───── Texto proporcionado ─────
Es teniendo esto muy en cuenta que, durante la década de 1980, Bensaïd se da la tarea de (re)leer a Marx y liberar a los mil (y un) marxismos de su carcaza doctrinaria. Tenida ante todo como una crítica radical del estado de cosas existente, el marxismo pronto es conceptualizado como una realidad múltiple, siempre (en) plural; vale decir, como “un archipiélago de controversias, de conjeturas, de refutaciones, de experiencias” (p. 249) que no cesan ni se abroquelan. Encarando por primera vez el ejercicio de la escritura por fuera de lo que tenía que ver con las diversas responsabilidades militantes contraídas, este proyecto de renovación y apertura arroja pronto un resultado a través de los libros Moi, la révolution, Walter Benjamin, sentinelle messianique y Jeanne de guerre lasse, textos éstos que lamentablemente aún no se encuentran disponibles en castellano.

Por ese entonces –fines de los ochenta, principios de los noventa–, Bensaïd se había enterado ya de que era portador de VIH, virus que dos décadas más tarde terminaría acabando con su vida. Confrontado con “la ‘prueba capital de la enfermedad’” (p. 260), con la inminencia de la muerte e incluso tuteándose directamente con ella, da marcha a un proceso por medio del cual los tiempos –de por sí desacordes y sometidos a un desarrollo tan desigual como combinado– se agolpan y aceleran. “¡Deprisa, deprisa! ¡A vivir deprisa!” (p. 236). Ya no había un solo segundo que perder.
───── Los datos ─────
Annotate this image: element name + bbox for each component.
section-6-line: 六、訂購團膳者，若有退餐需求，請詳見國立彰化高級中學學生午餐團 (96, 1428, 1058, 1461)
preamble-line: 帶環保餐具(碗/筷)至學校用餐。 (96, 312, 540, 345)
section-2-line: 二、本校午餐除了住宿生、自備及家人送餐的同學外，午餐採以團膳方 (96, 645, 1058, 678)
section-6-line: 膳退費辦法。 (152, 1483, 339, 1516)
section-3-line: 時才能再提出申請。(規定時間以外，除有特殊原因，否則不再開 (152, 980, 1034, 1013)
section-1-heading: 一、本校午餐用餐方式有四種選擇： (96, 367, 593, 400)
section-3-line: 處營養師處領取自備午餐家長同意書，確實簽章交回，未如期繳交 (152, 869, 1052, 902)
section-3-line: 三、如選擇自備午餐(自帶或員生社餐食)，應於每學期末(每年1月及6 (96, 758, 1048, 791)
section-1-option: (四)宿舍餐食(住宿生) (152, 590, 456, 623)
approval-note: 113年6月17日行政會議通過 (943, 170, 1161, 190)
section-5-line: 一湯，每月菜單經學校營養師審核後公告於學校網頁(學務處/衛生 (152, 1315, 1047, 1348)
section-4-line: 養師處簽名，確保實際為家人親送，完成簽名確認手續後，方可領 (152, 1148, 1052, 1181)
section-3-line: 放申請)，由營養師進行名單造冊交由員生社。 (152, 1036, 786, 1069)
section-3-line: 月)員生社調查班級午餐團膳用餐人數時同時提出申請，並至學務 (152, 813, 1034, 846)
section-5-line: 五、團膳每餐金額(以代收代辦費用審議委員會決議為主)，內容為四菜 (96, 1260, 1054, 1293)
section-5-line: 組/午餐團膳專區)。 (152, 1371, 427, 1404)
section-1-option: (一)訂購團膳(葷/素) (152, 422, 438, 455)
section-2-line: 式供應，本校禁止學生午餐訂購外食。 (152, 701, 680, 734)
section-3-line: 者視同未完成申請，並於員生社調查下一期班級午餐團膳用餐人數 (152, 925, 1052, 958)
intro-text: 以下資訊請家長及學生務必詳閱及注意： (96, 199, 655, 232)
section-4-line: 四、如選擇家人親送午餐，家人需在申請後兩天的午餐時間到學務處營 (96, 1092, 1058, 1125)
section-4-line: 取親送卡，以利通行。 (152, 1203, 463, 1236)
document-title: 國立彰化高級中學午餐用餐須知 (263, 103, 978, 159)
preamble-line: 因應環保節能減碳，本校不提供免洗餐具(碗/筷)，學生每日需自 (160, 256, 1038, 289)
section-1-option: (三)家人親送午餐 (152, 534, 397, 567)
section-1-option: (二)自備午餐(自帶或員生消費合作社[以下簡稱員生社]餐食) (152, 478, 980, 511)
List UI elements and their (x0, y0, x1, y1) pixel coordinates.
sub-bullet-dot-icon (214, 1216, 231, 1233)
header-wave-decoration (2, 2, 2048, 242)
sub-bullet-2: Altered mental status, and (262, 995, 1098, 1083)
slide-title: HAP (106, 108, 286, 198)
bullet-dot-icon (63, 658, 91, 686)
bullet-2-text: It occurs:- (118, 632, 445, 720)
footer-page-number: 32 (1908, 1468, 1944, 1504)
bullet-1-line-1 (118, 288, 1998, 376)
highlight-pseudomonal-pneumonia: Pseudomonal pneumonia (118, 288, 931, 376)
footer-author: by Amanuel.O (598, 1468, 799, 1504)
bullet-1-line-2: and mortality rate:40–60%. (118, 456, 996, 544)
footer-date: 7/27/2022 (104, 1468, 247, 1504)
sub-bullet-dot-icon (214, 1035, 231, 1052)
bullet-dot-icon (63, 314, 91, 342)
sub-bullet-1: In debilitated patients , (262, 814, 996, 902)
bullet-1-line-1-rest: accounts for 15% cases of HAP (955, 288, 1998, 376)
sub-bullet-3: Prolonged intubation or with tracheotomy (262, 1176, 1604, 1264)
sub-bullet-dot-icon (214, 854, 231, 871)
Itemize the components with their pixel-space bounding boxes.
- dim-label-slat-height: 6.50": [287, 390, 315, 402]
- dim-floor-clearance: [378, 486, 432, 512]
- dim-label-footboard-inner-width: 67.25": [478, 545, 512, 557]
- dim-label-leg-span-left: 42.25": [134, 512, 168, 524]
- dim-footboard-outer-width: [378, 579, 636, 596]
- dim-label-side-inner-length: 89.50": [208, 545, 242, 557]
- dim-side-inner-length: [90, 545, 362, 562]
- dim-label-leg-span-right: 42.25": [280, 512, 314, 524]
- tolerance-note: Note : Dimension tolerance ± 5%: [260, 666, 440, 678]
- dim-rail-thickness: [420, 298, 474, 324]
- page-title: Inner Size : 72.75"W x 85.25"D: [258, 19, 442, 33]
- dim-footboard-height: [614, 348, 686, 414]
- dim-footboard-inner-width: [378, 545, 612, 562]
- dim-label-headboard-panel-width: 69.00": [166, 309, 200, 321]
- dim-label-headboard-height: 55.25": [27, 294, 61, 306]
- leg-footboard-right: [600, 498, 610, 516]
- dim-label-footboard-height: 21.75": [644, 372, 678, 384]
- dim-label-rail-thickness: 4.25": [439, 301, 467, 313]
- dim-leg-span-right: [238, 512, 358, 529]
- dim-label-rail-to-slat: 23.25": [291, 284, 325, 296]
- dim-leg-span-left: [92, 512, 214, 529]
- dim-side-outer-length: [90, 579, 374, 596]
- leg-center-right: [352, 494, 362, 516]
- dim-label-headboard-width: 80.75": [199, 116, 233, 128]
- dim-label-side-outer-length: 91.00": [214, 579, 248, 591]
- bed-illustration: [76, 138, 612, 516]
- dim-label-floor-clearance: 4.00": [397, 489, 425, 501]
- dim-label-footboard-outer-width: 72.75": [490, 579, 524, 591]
─────
▸ **Tarea A**
En el texto sobre Bensaïd, ¿en qué década se propone él releer a Marx?
▸ **Tarea B**
Enumera todos los libros de Bensaïd que se mencionan en el texto sobre él.

▸ **Respuesta A**
Durante la década de 1980.

▸ **Respuesta B**
- Moi, la révolution
- Walter Benjamin, sentinelle messianique
- Jeanne de guerre lasse